## Aim of the exercise
Go through the material below and copy each line where the word "content" appears.

## Records for processing
— BEGIN —

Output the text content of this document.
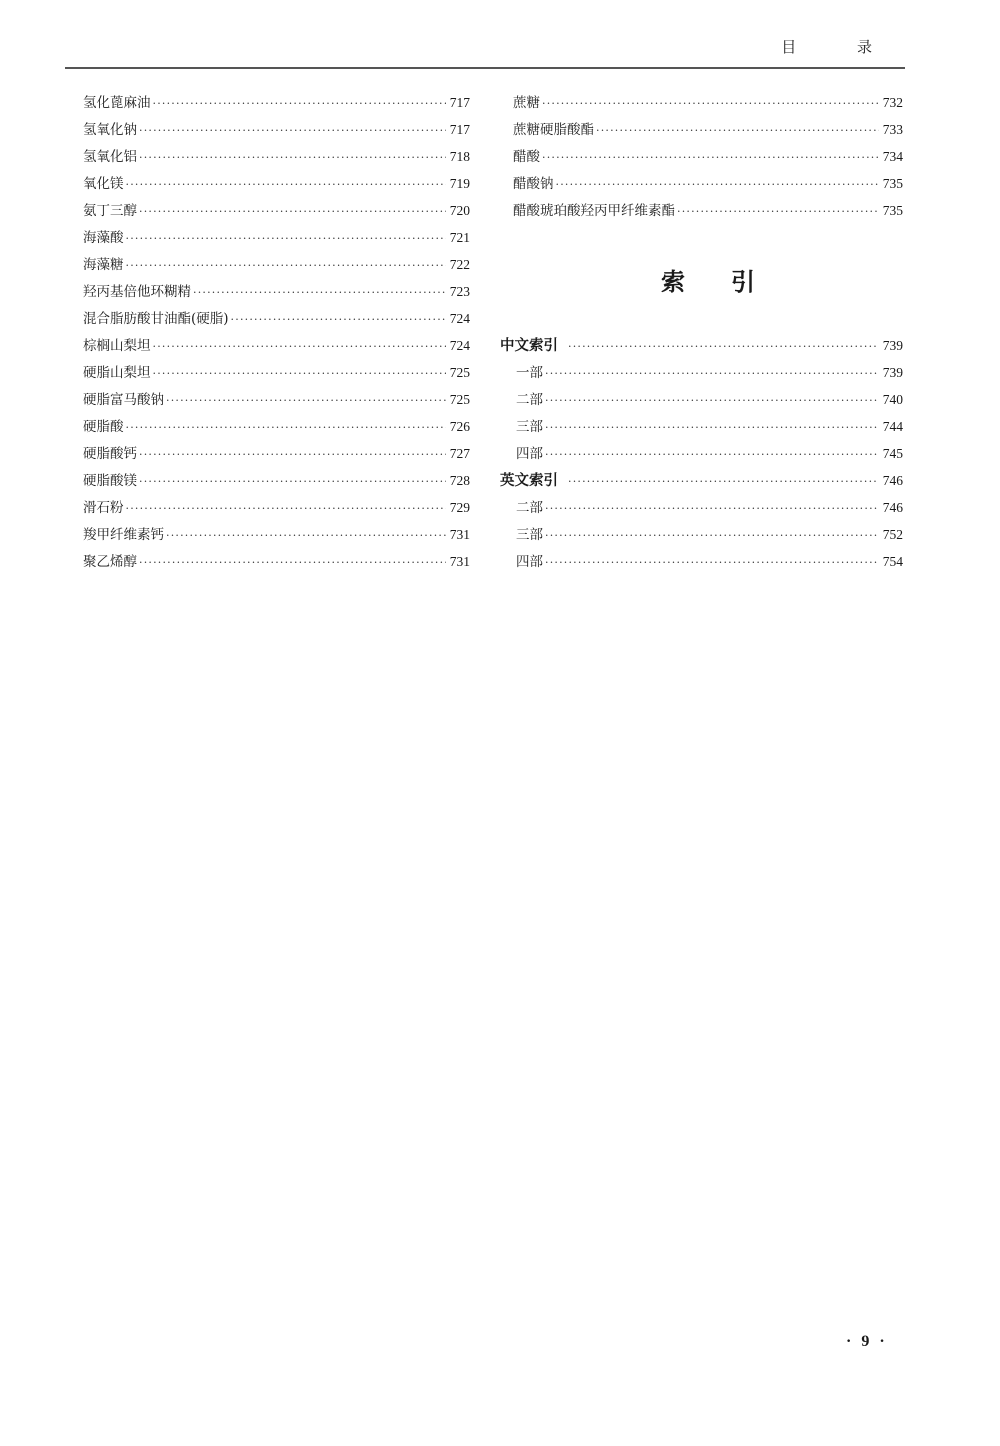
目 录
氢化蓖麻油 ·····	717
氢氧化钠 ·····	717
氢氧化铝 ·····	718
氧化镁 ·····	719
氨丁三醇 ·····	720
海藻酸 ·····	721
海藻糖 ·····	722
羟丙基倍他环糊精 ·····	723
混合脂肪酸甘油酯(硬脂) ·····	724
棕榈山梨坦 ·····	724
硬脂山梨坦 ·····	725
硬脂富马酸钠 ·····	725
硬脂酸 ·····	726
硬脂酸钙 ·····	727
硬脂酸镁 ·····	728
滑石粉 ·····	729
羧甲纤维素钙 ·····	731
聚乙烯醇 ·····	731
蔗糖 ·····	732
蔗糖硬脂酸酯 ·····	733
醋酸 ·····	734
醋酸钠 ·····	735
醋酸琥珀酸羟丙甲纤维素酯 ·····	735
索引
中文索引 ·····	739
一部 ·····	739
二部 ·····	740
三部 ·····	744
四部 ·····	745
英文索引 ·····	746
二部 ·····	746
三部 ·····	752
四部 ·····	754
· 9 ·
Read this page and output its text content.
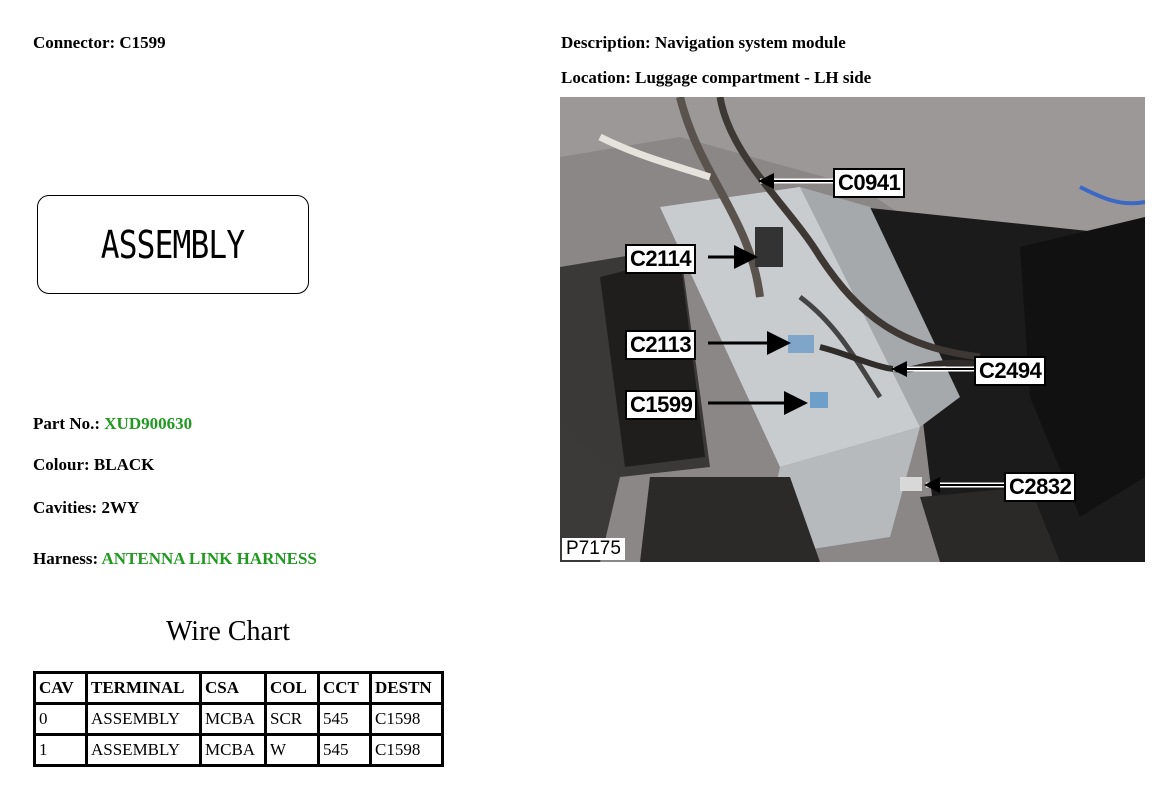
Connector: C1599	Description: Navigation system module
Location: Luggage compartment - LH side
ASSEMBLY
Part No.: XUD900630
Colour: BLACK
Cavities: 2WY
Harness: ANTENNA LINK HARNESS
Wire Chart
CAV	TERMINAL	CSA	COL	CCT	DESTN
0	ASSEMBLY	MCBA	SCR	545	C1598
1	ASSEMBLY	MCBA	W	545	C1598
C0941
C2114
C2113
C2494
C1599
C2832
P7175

— END —
— BEGIN —

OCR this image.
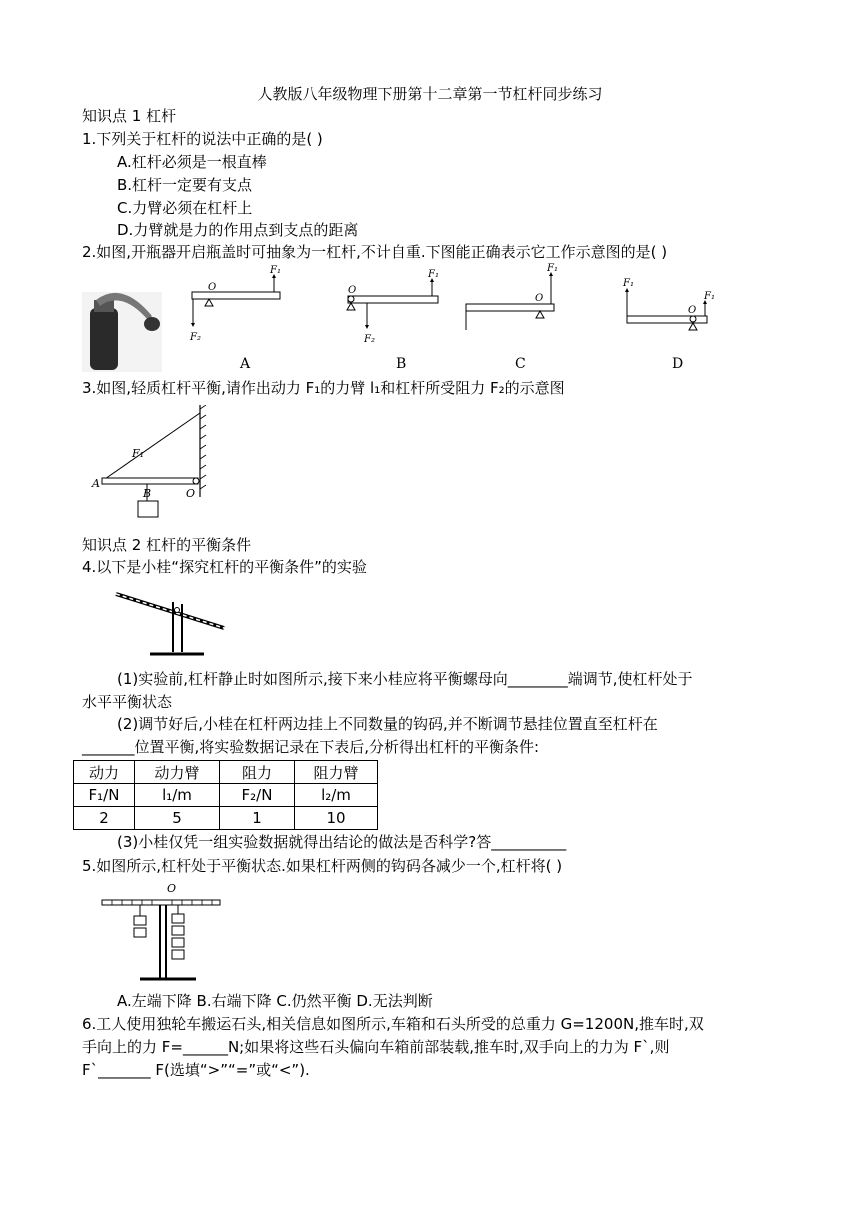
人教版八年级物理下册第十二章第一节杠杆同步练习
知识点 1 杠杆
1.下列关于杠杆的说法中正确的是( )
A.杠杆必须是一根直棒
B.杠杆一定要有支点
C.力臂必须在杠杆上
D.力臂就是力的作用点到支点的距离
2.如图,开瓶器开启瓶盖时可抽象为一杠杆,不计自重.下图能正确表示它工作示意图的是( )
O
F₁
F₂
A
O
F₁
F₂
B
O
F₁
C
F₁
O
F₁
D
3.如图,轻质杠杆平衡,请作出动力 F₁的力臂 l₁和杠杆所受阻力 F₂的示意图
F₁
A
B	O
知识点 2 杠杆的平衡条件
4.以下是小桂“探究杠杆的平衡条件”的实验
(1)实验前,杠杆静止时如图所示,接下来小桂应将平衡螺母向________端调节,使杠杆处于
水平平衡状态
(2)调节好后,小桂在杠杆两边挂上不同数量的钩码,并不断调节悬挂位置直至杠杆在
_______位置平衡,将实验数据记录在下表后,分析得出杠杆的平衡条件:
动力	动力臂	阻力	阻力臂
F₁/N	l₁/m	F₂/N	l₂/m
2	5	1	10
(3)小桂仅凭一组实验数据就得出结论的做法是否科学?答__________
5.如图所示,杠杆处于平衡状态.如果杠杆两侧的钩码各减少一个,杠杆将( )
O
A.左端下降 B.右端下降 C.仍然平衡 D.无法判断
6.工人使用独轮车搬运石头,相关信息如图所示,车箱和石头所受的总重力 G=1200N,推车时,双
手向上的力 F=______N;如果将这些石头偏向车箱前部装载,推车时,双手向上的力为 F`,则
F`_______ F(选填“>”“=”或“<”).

— END —

## Solution for this problem
Output the text content of this document.
Read this page and output its text content.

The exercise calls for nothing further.